• **What you have to do**
Gather the lines below that include the string "then", copying each in full.

• **Source data**
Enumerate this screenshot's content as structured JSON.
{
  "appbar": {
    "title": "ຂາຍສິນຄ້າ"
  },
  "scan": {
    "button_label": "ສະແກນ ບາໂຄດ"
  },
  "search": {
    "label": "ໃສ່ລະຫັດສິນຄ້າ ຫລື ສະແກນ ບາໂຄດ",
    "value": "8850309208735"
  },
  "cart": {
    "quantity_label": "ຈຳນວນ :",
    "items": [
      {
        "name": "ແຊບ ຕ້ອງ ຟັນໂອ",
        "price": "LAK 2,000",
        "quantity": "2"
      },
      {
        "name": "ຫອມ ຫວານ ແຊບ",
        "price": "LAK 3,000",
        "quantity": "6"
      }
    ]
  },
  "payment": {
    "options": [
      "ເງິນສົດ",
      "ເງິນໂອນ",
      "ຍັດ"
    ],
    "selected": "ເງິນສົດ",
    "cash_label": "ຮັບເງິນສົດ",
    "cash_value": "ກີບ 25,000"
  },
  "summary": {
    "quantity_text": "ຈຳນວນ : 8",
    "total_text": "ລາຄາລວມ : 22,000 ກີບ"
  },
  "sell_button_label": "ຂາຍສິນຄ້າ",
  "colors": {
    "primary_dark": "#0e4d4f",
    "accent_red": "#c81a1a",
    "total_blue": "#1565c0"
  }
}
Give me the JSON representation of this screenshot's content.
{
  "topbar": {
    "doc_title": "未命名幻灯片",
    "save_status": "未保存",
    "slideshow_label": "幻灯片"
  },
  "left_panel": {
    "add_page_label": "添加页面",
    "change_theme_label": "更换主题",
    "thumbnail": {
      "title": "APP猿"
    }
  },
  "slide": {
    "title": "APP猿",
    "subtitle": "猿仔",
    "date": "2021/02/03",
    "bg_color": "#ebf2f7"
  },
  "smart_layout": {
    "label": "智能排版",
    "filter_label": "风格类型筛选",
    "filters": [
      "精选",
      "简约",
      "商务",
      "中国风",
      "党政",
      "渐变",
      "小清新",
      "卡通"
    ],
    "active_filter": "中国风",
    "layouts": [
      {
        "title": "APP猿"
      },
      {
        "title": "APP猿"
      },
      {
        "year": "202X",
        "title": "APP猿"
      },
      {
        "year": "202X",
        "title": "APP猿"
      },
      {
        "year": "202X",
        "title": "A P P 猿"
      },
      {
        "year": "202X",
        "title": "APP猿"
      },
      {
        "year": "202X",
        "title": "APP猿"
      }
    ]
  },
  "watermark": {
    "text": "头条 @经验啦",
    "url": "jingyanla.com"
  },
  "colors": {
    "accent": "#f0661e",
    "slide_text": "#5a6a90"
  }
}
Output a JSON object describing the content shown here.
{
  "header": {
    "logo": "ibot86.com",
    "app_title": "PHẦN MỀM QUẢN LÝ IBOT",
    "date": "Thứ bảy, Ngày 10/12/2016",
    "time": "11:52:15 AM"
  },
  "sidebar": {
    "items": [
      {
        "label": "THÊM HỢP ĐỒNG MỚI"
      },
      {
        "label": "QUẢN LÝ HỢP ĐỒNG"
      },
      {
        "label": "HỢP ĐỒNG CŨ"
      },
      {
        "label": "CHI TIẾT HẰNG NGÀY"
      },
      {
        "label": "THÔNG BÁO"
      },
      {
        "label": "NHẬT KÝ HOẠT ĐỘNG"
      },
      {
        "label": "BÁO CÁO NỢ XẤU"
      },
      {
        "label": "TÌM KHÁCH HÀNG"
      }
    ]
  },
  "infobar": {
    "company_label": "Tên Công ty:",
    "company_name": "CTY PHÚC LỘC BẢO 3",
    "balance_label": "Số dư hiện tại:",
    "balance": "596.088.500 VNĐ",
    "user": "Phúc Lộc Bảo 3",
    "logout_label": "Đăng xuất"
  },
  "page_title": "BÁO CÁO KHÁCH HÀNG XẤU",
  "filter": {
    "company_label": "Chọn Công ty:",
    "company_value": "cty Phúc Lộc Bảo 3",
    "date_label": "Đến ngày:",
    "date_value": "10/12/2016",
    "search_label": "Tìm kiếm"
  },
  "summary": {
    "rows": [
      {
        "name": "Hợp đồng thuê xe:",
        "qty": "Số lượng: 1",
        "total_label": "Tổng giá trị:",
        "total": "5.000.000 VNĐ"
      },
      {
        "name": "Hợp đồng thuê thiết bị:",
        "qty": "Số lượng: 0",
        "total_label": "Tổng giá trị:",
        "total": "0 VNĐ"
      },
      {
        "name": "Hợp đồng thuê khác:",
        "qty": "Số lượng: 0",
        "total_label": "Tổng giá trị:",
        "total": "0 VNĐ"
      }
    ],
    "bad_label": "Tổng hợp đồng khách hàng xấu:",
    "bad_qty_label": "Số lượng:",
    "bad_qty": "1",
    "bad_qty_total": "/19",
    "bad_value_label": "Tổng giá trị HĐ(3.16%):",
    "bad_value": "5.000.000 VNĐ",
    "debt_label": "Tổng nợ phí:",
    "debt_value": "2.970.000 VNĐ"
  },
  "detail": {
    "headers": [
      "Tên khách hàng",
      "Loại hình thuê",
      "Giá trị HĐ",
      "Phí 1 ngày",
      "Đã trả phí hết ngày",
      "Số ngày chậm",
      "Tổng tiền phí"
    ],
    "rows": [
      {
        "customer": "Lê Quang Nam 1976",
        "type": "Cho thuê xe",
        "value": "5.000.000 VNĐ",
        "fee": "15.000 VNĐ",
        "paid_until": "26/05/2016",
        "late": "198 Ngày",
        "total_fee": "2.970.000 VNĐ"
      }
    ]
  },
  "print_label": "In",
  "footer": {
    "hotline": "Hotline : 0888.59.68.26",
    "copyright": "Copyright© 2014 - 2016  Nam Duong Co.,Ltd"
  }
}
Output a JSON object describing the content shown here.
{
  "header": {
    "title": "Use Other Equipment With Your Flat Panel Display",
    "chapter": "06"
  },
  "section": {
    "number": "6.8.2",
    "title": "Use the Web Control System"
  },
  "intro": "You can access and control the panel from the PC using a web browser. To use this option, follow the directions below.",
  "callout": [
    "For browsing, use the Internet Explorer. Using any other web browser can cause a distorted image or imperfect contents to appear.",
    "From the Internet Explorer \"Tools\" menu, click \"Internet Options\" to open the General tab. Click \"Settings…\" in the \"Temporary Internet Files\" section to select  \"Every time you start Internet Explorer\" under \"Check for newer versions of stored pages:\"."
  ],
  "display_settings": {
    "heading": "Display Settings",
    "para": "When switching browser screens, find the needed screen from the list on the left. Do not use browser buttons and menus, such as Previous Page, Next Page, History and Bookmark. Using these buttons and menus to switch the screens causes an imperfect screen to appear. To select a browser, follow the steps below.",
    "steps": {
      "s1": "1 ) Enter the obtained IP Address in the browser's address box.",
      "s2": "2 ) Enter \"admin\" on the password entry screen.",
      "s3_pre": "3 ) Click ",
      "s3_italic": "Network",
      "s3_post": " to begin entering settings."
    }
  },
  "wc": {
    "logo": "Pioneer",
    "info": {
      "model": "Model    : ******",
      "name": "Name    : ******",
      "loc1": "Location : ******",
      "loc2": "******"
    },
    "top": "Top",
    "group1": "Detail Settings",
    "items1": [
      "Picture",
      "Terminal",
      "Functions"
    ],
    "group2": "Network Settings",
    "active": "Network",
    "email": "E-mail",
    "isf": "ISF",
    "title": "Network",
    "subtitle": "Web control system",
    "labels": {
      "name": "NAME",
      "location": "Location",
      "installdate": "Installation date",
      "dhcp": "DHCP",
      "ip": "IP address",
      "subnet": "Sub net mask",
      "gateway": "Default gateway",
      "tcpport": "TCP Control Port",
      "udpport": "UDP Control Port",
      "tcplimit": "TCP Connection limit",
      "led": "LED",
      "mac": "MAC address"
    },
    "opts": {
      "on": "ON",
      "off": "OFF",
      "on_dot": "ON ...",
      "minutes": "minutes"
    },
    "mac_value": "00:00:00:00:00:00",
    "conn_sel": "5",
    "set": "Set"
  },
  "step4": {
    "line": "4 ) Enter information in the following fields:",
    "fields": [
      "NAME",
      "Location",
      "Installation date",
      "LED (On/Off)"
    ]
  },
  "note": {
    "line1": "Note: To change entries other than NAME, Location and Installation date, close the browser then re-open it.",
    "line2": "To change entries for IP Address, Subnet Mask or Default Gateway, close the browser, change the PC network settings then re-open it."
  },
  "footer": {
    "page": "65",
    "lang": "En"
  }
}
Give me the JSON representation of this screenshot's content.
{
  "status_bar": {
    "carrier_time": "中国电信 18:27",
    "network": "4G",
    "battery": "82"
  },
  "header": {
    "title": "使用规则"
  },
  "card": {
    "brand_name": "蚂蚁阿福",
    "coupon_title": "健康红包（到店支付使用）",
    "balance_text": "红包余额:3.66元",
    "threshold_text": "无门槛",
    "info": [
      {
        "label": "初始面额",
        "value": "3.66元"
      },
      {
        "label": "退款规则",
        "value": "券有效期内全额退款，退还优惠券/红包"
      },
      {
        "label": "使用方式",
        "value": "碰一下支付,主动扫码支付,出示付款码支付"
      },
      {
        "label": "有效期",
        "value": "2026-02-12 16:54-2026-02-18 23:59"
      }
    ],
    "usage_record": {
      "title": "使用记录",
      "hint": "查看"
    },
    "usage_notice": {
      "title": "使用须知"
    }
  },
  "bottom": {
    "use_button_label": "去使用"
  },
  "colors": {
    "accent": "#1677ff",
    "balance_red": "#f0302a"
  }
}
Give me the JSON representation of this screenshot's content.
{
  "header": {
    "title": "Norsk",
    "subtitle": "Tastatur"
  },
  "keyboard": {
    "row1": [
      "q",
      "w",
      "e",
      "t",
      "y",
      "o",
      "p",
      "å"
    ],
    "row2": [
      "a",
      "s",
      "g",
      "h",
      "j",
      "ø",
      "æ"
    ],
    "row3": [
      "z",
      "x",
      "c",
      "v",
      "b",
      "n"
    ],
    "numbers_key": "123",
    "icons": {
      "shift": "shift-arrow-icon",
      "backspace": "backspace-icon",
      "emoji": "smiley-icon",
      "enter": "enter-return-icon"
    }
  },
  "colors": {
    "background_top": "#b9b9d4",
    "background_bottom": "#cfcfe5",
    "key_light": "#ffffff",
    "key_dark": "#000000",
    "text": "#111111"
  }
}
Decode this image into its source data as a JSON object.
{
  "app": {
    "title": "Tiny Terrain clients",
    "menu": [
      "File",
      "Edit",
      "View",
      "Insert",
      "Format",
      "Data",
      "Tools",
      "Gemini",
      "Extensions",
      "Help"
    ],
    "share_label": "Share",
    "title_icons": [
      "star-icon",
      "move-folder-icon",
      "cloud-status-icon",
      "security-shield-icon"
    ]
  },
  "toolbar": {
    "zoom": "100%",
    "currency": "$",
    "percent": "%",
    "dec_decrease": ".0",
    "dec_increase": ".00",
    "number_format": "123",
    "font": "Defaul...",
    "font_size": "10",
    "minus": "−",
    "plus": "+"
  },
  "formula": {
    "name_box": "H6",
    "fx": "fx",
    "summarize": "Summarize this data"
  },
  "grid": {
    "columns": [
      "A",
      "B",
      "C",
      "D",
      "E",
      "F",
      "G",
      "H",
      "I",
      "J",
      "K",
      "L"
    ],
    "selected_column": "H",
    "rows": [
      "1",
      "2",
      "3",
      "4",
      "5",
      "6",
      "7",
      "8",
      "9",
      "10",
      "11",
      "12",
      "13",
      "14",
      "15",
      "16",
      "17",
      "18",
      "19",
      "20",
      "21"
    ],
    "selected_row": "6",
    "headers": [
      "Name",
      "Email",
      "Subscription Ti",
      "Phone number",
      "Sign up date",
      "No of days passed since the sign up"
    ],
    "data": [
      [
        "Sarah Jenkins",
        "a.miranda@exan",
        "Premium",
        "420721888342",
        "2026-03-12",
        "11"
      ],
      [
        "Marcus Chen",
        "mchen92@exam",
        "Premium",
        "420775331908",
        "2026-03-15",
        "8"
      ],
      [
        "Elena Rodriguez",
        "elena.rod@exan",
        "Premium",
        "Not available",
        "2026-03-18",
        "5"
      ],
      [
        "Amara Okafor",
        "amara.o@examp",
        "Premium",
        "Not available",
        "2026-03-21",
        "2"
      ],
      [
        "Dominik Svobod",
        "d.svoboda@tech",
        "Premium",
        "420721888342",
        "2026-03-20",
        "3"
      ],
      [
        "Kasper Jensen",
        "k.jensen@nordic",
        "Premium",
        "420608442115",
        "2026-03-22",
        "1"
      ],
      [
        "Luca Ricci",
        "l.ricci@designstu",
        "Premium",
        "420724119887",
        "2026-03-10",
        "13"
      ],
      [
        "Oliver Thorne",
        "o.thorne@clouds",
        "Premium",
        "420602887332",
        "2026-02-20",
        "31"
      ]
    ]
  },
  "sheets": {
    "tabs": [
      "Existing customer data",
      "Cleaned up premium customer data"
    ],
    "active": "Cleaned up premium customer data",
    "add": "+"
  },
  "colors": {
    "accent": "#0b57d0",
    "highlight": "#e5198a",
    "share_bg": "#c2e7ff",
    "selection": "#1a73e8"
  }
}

• **Written solution**
    "line1": "Note: To change entries other than NAME, Location and Installation date, close the browser then re-open it.",
    "line2": "To change entries for IP Address, Subnet Mask or Default Gateway, close the browser, change the PC network settings then re-open it."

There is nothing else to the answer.